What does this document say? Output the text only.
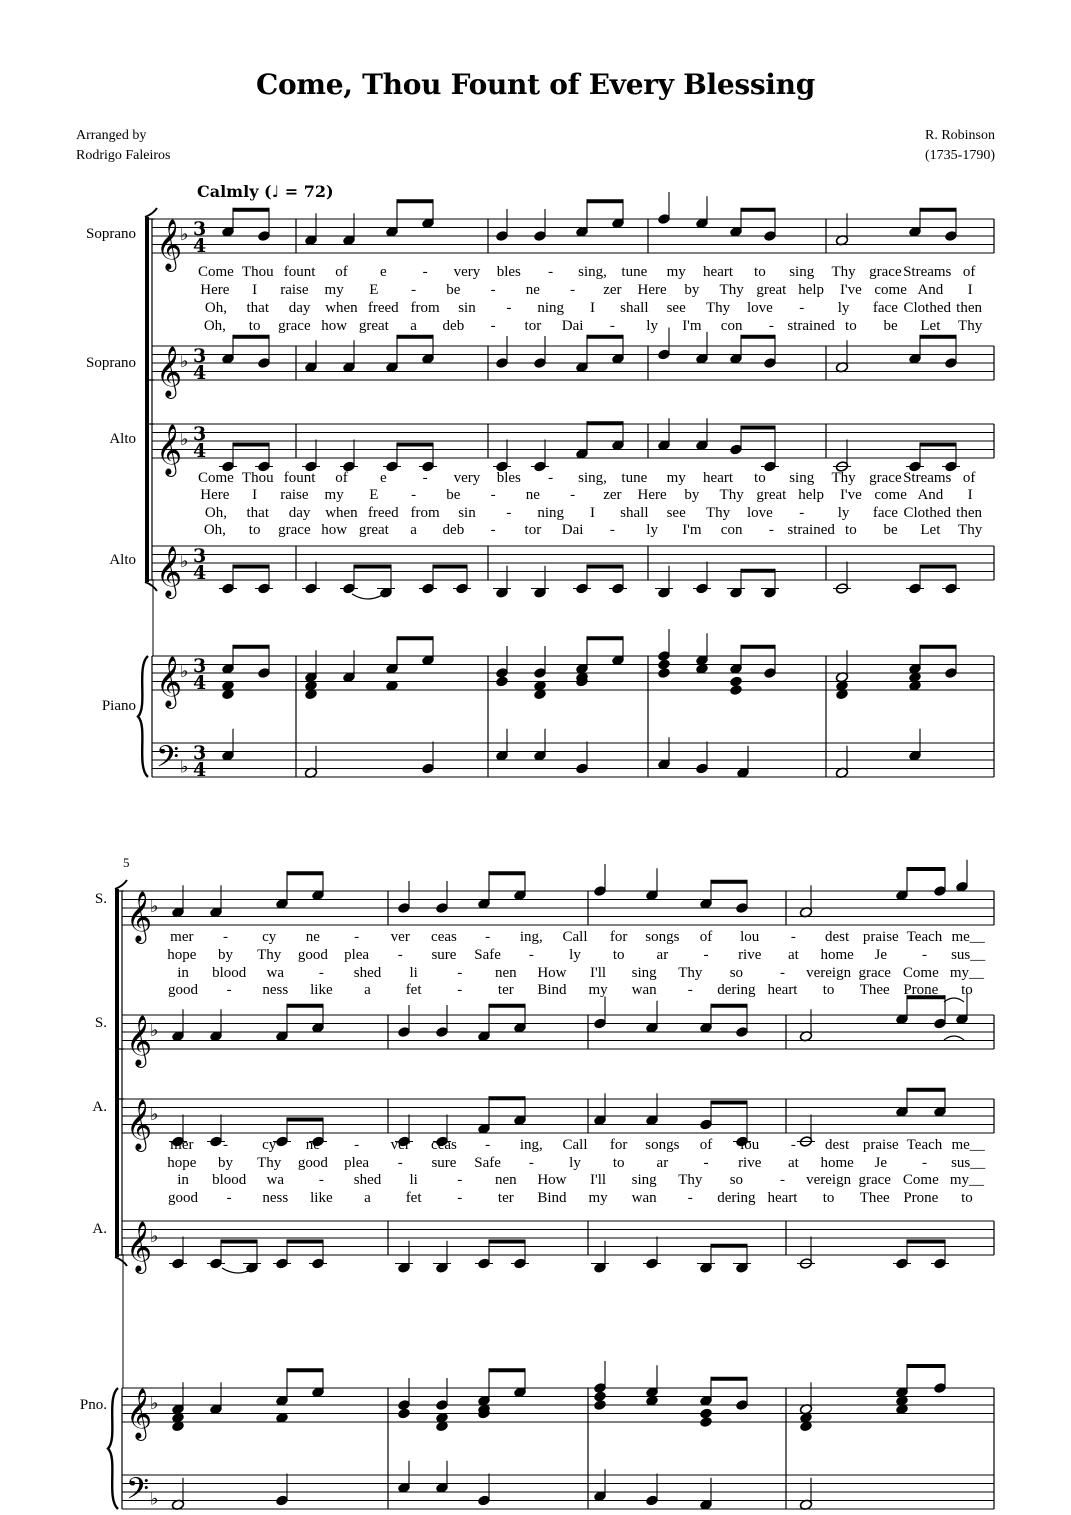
Come, Thou Fount of Every Blessing
Arranged by
Rodrigo Faleiros
R. Robinson
(1735-1790)
Calmly (♩ = 72)
Soprano
Soprano
Alto
Alto
Piano
5
S.
S.
A.
A.
Pno.
𝄞
♭ 3
4
𝄞
♭ 3
4
𝄞
♭ 3
4
𝄞
♭ 3
4
𝄞
♭ 3
4
𝄢 ♭
3
4
𝄞
♭
𝄞
♭
𝄞
♭
𝄞
♭
𝄞
♭
𝄢 ♭
Come Thou fount of e - very bles - sing, tune my heart to sing Thy grace Streams of
Here I raise my E - be - ne - zer Here by Thy great help I've come And I
Oh, that day when freed from sin - ning I shall see Thy love - ly face Clothed then
Oh, to grace how great a deb - tor Dai - ly I'm con - strained to be Let Thy
Come Thou fount of e - very bles - sing, tune my heart to sing Thy grace Streams of
Here I raise my E - be - ne - zer Here by Thy great help I've come And I
Oh, that day when freed from sin - ning I shall see Thy love - ly face Clothed then
Oh, to grace how great a deb - tor Dai - ly I'm con - strained to be Let Thy
mer - cy ne - ver ceas - ing, Call for songs of lou - dest praise Teach me__
hope by Thy good plea - sure Safe - ly to ar - rive at home Je - sus__
in blood wa - shed li	- nen How I'll sing Thy so - vereign grace Come my__
good - ness like a fet - ter Bind my wan - dering heart to Thee Prone to
mer - cy ne - ver ceas - ing, Call for songs of lou - dest praise Teach me__
hope by Thy good plea - sure Safe - ly to ar - rive at home Je - sus__
in blood wa - shed li	- nen How I'll sing Thy so - vereign grace Come my__
good - ness like a fet - ter Bind my wan - dering heart to Thee Prone to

• Written exercise: Restate the data above exactly, stripping out each image.

• Solution for this exercise:
What does this document say? Output the text only.
Come, Thou Fount of Every Blessing
Arranged by
Rodrigo Faleiros
R. Robinson
(1735-1790)
Calmly (♩ = 72)
Soprano
Soprano
Alto
Alto
Piano
5
S.
S.
A.
A.
Pno.
𝄞
♭ 3
4
𝄞
♭ 3
4
𝄞
♭ 3
4
𝄞
♭ 3
4
𝄞
♭ 3
4
𝄢 ♭
3
4
𝄞
♭
𝄞
♭
𝄞
♭
𝄞
♭
𝄞
♭
𝄢 ♭
Come Thou fount of e - very bles - sing, tune my heart to sing Thy grace Streams of
Here I raise my E - be - ne - zer Here by Thy great help I've come And I
Oh, that day when freed from sin - ning I shall see Thy love - ly face Clothed then
Oh, to grace how great a deb - tor Dai - ly I'm con - strained to be Let Thy
Come Thou fount of e - very bles - sing, tune my heart to sing Thy grace Streams of
Here I raise my E - be - ne - zer Here by Thy great help I've come And I
Oh, that day when freed from sin - ning I shall see Thy love - ly face Clothed then
Oh, to grace how great a deb - tor Dai - ly I'm con - strained to be Let Thy
mer - cy ne - ver ceas - ing, Call for songs of lou - dest praise Teach me__
hope by Thy good plea - sure Safe - ly to ar - rive at home Je - sus__
in blood wa - shed li	- nen How I'll sing Thy so - vereign grace Come my__
good - ness like a fet - ter Bind my wan - dering heart to Thee Prone to
mer - cy ne - ver ceas - ing, Call for songs of lou - dest praise Teach me__
hope by Thy good plea - sure Safe - ly to ar - rive at home Je - sus__
in blood wa - shed li	- nen How I'll sing Thy so - vereign grace Come my__
good - ness like a fet - ter Bind my wan - dering heart to Thee Prone to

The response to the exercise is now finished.